Reproduce every one of the rows below character for character, changing nothing and leaving nothing out.

* start The input *

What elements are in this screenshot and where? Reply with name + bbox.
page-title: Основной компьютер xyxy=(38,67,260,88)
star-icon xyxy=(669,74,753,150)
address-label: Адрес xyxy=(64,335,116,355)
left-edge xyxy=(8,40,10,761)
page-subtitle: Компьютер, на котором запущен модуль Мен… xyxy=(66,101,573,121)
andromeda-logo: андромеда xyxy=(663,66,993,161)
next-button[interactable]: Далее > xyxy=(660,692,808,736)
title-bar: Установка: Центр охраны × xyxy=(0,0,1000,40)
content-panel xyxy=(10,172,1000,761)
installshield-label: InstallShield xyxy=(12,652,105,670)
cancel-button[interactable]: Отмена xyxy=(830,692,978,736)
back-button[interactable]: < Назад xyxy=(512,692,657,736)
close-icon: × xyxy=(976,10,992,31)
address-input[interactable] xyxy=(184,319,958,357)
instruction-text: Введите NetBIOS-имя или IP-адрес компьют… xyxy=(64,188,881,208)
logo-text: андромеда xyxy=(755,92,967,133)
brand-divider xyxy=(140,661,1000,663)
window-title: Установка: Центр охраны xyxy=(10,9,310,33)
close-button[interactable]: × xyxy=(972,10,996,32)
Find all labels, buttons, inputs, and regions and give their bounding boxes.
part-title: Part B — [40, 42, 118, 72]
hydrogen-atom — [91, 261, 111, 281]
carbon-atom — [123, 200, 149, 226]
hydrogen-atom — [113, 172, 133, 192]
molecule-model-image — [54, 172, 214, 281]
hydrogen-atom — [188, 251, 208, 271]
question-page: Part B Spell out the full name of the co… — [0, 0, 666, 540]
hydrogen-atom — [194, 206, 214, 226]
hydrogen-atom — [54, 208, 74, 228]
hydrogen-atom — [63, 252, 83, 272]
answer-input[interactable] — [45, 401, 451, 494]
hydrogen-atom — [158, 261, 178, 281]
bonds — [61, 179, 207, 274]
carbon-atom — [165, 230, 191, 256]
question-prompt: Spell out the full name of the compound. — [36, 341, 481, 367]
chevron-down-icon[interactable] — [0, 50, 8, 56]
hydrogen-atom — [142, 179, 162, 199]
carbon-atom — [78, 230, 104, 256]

* end The input *

[Answer for the task]:
What elements are in this screenshot and where? Reply with name + bbox.
page-title: Основной компьютер xyxy=(38,67,260,88)
star-icon xyxy=(669,74,753,150)
address-label: Адрес xyxy=(64,335,116,355)
left-edge xyxy=(8,40,10,761)
page-subtitle: Компьютер, на котором запущен модуль Мен… xyxy=(66,101,573,121)
andromeda-logo: андромеда xyxy=(663,66,993,161)
next-button[interactable]: Далее > xyxy=(660,692,808,736)
title-bar: Установка: Центр охраны × xyxy=(0,0,1000,40)
content-panel xyxy=(10,172,1000,761)
installshield-label: InstallShield xyxy=(12,652,105,670)
cancel-button[interactable]: Отмена xyxy=(830,692,978,736)
back-button[interactable]: < Назад xyxy=(512,692,657,736)
close-icon: × xyxy=(976,10,992,31)
address-input[interactable] xyxy=(184,319,958,357)
instruction-text: Введите NetBIOS-имя или IP-адрес компьют… xyxy=(64,188,881,208)
logo-text: андромеда xyxy=(755,92,967,133)
brand-divider xyxy=(140,661,1000,663)
window-title: Установка: Центр охраны xyxy=(10,9,310,33)
close-button[interactable]: × xyxy=(972,10,996,32)
Find all labels, buttons, inputs, and regions and give their bounding boxes.
part-title: Part B — [40, 42, 118, 72]
hydrogen-atom — [91, 261, 111, 281]
carbon-atom — [123, 200, 149, 226]
hydrogen-atom — [113, 172, 133, 192]
molecule-model-image — [54, 172, 214, 281]
hydrogen-atom — [188, 251, 208, 271]
question-page: Part B Spell out the full name of the co… — [0, 0, 666, 540]
hydrogen-atom — [194, 206, 214, 226]
hydrogen-atom — [54, 208, 74, 228]
hydrogen-atom — [63, 252, 83, 272]
answer-input[interactable] — [45, 401, 451, 494]
hydrogen-atom — [158, 261, 178, 281]
bonds — [61, 179, 207, 274]
carbon-atom — [165, 230, 191, 256]
question-prompt: Spell out the full name of the compound. — [36, 341, 481, 367]
chevron-down-icon[interactable] — [0, 50, 8, 56]
hydrogen-atom — [142, 179, 162, 199]
carbon-atom — [78, 230, 104, 256]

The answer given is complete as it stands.